### Required task:
Return each line of the listing below, unchanged, and omit the images.

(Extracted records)
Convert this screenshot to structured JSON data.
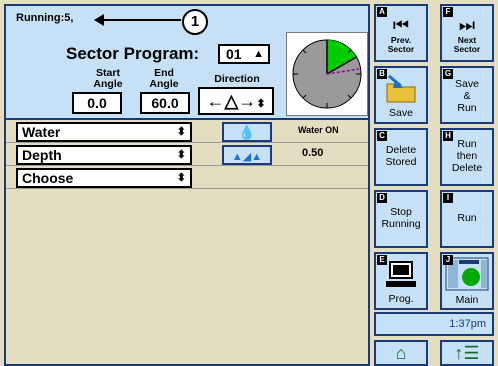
{
  "status": {
    "running": "Running:5,",
    "callout_number": "1"
  },
  "sector_program": {
    "label": "Sector Program:",
    "value": "01"
  },
  "angles": {
    "start_label": "Start\nAngle",
    "end_label": "End\nAngle",
    "direction_label": "Direction",
    "start_value": "0.0",
    "end_value": "60.0"
  },
  "rows": [
    {
      "select": "Water",
      "icon": "water-drop-icon",
      "text": "Water ON",
      "value": ""
    },
    {
      "select": "Depth",
      "icon": "depth-drops-icon",
      "text": "",
      "value": "0.50"
    },
    {
      "select": "Choose",
      "icon": "",
      "text": "",
      "value": ""
    }
  ],
  "buttons": [
    {
      "letter": "A",
      "label_line1": "Prev.",
      "label_line2": "Sector"
    },
    {
      "letter": "F",
      "label_line1": "Next",
      "label_line2": "Sector"
    },
    {
      "letter": "B",
      "label_line1": "Save",
      "label_line2": ""
    },
    {
      "letter": "G",
      "label_line1": "Save",
      "label_line2": "&",
      "label_line3": "Run"
    },
    {
      "letter": "C",
      "label_line1": "Delete",
      "label_line2": "Stored"
    },
    {
      "letter": "H",
      "label_line1": "Run",
      "label_line2": "then",
      "label_line3": "Delete"
    },
    {
      "letter": "D",
      "label_line1": "Stop",
      "label_line2": "Running"
    },
    {
      "letter": "I",
      "label_line1": "Run",
      "label_line2": ""
    },
    {
      "letter": "E",
      "label_line1": "Prog.",
      "label_line2": ""
    },
    {
      "letter": "J",
      "label_line1": "Main",
      "label_line2": ""
    }
  ],
  "time": "1:37pm",
  "colors": {
    "panel_bg": "#c6e1f5",
    "frame_bg": "#e3dec1",
    "border": "#1b3a7a",
    "sector_fill": "#00cc00"
  },
  "icons": {
    "home": "home-icon",
    "scroll": "scroll-up-icon",
    "direction": "direction-arrows-icon"
  }
}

### Task answer:
Convert this screenshot to structured JSON data.
{
  "status": {
    "running": "Running:5,",
    "callout_number": "1"
  },
  "sector_program": {
    "label": "Sector Program:",
    "value": "01"
  },
  "angles": {
    "start_label": "Start\nAngle",
    "end_label": "End\nAngle",
    "direction_label": "Direction",
    "start_value": "0.0",
    "end_value": "60.0"
  },
  "rows": [
    {
      "select": "Water",
      "icon": "water-drop-icon",
      "text": "Water ON",
      "value": ""
    },
    {
      "select": "Depth",
      "icon": "depth-drops-icon",
      "text": "",
      "value": "0.50"
    },
    {
      "select": "Choose",
      "icon": "",
      "text": "",
      "value": ""
    }
  ],
  "buttons": [
    {
      "letter": "A",
      "label_line1": "Prev.",
      "label_line2": "Sector"
    },
    {
      "letter": "F",
      "label_line1": "Next",
      "label_line2": "Sector"
    },
    {
      "letter": "B",
      "label_line1": "Save",
      "label_line2": ""
    },
    {
      "letter": "G",
      "label_line1": "Save",
      "label_line2": "&",
      "label_line3": "Run"
    },
    {
      "letter": "C",
      "label_line1": "Delete",
      "label_line2": "Stored"
    },
    {
      "letter": "H",
      "label_line1": "Run",
      "label_line2": "then",
      "label_line3": "Delete"
    },
    {
      "letter": "D",
      "label_line1": "Stop",
      "label_line2": "Running"
    },
    {
      "letter": "I",
      "label_line1": "Run",
      "label_line2": ""
    },
    {
      "letter": "E",
      "label_line1": "Prog.",
      "label_line2": ""
    },
    {
      "letter": "J",
      "label_line1": "Main",
      "label_line2": ""
    }
  ],
  "time": "1:37pm",
  "colors": {
    "panel_bg": "#c6e1f5",
    "frame_bg": "#e3dec1",
    "border": "#1b3a7a",
    "sector_fill": "#00cc00"
  },
  "icons": {
    "home": "home-icon",
    "scroll": "scroll-up-icon",
    "direction": "direction-arrows-icon"
  }
}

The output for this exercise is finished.